**Stated exercise:**
Single out the lines of the material that contain "απελευθέρωσης" and copy them.

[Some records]
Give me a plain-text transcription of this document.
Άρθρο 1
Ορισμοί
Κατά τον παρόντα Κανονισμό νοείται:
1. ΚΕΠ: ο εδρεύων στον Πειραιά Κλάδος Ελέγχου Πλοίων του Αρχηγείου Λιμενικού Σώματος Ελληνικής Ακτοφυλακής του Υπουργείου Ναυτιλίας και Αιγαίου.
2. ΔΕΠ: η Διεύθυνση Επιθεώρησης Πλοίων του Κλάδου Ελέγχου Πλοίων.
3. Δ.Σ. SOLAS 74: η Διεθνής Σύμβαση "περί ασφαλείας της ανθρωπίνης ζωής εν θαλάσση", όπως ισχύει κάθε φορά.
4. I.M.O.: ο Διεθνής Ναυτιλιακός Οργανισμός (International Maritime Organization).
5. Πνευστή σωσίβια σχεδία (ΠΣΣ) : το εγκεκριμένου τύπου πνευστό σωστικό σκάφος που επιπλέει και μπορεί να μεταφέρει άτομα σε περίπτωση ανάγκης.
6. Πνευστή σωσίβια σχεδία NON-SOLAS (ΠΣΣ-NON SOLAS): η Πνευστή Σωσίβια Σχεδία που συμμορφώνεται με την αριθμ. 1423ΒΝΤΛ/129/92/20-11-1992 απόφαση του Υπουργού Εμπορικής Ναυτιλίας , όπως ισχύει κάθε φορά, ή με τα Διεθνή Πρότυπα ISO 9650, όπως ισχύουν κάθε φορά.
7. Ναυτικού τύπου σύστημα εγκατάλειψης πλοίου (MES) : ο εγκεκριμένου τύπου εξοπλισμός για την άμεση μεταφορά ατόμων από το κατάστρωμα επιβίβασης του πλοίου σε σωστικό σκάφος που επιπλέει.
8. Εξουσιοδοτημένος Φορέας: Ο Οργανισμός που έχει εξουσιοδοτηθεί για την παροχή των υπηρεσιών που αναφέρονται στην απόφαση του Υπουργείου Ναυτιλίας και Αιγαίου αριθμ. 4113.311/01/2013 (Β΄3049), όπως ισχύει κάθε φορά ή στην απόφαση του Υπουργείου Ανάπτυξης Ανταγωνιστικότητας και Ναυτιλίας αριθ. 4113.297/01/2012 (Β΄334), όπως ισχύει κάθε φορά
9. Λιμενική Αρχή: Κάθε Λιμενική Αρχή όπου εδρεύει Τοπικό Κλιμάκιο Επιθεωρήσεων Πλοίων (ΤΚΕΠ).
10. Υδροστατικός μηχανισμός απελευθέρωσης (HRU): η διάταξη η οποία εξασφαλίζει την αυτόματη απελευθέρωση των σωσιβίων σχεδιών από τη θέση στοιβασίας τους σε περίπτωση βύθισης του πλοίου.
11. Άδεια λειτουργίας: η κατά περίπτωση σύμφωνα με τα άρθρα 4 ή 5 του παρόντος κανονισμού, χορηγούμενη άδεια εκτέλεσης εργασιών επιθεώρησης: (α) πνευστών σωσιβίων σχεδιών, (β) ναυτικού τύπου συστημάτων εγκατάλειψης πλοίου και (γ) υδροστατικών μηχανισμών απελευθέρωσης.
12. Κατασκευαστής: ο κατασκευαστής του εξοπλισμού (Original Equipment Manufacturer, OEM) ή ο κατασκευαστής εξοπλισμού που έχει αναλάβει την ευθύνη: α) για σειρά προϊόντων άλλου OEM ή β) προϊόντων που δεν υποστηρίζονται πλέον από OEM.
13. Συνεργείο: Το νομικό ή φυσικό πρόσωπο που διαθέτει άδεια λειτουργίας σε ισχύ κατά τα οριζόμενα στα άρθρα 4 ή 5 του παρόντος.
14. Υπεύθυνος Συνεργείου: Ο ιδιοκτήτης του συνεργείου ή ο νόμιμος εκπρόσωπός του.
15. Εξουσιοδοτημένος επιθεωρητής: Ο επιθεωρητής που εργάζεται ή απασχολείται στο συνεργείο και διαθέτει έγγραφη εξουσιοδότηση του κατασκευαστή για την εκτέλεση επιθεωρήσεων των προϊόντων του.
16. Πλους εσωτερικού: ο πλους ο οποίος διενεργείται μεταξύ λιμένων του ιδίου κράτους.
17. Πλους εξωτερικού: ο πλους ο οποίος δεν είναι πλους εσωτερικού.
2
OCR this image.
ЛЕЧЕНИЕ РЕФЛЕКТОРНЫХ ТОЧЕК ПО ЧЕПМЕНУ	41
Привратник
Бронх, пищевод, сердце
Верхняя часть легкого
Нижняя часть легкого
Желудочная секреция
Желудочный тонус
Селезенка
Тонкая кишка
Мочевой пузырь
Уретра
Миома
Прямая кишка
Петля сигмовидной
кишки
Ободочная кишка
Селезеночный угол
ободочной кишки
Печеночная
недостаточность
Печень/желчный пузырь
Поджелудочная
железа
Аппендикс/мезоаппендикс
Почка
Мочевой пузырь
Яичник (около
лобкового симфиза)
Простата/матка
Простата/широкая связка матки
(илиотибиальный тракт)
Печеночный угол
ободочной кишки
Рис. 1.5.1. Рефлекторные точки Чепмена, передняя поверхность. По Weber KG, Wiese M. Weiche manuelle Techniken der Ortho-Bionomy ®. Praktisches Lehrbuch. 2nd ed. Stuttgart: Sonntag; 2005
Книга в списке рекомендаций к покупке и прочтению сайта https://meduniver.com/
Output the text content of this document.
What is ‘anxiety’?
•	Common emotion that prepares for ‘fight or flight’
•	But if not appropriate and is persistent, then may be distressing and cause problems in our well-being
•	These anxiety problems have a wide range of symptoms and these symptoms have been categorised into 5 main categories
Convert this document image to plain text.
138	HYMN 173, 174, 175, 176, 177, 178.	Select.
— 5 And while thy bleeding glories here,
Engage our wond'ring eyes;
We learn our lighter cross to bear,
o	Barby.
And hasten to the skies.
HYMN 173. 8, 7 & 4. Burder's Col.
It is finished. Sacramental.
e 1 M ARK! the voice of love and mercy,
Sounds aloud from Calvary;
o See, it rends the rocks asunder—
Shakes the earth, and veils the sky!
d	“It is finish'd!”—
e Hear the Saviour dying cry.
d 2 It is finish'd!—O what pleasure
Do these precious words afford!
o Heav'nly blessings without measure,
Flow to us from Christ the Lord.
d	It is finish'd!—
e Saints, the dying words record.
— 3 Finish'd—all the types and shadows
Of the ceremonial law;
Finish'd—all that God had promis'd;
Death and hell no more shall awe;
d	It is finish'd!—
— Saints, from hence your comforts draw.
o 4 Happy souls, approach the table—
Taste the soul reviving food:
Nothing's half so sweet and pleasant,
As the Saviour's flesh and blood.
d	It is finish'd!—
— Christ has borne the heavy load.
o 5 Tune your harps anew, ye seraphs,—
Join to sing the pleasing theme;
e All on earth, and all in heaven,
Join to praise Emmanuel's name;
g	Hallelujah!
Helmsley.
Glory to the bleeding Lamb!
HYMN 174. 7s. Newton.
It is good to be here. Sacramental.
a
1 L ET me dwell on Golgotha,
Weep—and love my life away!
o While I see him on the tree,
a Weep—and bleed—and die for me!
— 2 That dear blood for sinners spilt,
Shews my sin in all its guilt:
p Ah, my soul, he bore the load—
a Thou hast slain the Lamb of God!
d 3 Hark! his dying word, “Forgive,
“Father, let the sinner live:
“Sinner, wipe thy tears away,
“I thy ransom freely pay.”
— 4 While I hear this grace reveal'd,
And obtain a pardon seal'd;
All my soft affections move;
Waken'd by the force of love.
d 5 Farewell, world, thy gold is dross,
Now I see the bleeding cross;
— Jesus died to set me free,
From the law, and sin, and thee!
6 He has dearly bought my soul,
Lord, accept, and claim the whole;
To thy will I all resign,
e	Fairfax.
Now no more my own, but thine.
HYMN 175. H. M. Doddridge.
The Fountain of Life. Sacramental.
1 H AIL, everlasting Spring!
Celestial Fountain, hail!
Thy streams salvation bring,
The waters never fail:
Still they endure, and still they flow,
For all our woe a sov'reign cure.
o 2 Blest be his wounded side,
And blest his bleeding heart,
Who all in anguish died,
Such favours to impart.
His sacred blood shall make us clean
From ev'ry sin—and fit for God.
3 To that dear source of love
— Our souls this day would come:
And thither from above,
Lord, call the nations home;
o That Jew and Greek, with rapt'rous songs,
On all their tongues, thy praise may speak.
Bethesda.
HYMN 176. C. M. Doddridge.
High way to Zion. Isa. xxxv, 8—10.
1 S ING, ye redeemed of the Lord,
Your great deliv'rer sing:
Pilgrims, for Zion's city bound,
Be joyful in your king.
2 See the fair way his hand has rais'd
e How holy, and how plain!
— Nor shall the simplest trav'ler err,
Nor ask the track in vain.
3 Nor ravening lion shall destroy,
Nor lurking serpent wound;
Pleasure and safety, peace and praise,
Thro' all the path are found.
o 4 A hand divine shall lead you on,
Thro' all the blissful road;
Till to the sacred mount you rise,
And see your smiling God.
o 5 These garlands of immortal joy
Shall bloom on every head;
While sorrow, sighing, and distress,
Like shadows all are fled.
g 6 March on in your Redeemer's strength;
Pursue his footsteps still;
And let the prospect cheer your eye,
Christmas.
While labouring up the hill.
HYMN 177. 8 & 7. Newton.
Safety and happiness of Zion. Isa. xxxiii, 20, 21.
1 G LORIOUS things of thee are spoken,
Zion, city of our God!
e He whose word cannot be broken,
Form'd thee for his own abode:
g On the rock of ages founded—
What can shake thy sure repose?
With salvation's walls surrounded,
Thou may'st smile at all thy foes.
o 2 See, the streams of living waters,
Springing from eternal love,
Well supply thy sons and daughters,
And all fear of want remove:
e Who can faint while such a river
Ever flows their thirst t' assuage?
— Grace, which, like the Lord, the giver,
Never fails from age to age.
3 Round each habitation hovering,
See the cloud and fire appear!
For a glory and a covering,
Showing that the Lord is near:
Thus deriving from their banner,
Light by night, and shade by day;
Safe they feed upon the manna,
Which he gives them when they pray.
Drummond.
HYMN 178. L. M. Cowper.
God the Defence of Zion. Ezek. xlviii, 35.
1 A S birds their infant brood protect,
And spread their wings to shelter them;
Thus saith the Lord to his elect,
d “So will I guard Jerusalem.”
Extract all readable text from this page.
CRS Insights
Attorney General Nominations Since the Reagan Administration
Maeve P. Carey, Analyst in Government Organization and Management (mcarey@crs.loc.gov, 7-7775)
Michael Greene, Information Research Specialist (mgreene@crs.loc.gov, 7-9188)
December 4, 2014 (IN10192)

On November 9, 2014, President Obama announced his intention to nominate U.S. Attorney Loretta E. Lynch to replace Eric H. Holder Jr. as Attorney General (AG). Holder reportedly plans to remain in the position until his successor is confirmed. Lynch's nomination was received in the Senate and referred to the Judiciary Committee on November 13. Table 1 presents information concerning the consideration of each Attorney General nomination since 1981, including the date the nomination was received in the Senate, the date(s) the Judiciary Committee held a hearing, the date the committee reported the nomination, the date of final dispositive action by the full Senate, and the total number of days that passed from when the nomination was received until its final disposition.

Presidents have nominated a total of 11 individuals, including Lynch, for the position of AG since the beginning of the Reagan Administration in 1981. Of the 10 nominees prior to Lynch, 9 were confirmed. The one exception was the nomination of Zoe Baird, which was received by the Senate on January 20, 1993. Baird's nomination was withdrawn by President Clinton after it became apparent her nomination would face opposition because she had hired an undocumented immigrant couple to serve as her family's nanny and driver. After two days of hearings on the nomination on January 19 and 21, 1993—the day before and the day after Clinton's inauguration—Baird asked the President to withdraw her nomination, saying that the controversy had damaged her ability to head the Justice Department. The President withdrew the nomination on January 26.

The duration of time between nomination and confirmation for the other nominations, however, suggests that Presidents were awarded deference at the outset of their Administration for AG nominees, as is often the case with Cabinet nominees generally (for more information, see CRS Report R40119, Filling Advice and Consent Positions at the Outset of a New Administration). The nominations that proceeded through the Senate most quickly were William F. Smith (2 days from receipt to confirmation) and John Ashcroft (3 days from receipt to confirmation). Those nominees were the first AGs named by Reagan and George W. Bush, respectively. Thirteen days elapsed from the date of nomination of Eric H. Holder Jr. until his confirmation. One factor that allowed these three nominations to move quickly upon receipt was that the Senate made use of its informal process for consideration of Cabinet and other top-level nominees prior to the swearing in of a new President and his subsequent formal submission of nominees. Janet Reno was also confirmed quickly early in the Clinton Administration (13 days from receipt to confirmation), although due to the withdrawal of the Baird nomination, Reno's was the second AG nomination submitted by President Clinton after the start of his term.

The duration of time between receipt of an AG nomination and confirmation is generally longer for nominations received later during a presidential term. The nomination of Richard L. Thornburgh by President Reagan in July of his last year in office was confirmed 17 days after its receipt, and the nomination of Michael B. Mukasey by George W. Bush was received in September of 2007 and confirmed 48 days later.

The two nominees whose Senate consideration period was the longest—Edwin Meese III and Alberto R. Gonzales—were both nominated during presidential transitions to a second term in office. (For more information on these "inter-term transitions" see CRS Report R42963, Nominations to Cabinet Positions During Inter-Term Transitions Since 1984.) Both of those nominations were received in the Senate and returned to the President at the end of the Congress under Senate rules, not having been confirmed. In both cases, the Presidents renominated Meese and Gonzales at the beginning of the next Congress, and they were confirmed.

**Result of the exercise:**
10. Υδροστατικός μηχανισμός απελευθέρωσης (HRU): η διάταξη η οποία εξασφαλίζει την αυτόματη απελευθέρωση των σωσιβίων σχεδιών από τη θέση στοιβασίας τους σε περίπτωση βύθισης του πλοίου.
11. Άδεια λειτουργίας: η κατά περίπτωση σύμφωνα με τα άρθρα 4 ή 5 του παρόντος κανονισμού, χορηγούμενη άδεια εκτέλεσης εργασιών επιθεώρησης: (α) πνευστών σωσιβίων σχεδιών, (β) ναυτικού τύπου συστημάτων εγκατάλειψης πλοίου και (γ) υδροστατικών μηχανισμών απελευθέρωσης.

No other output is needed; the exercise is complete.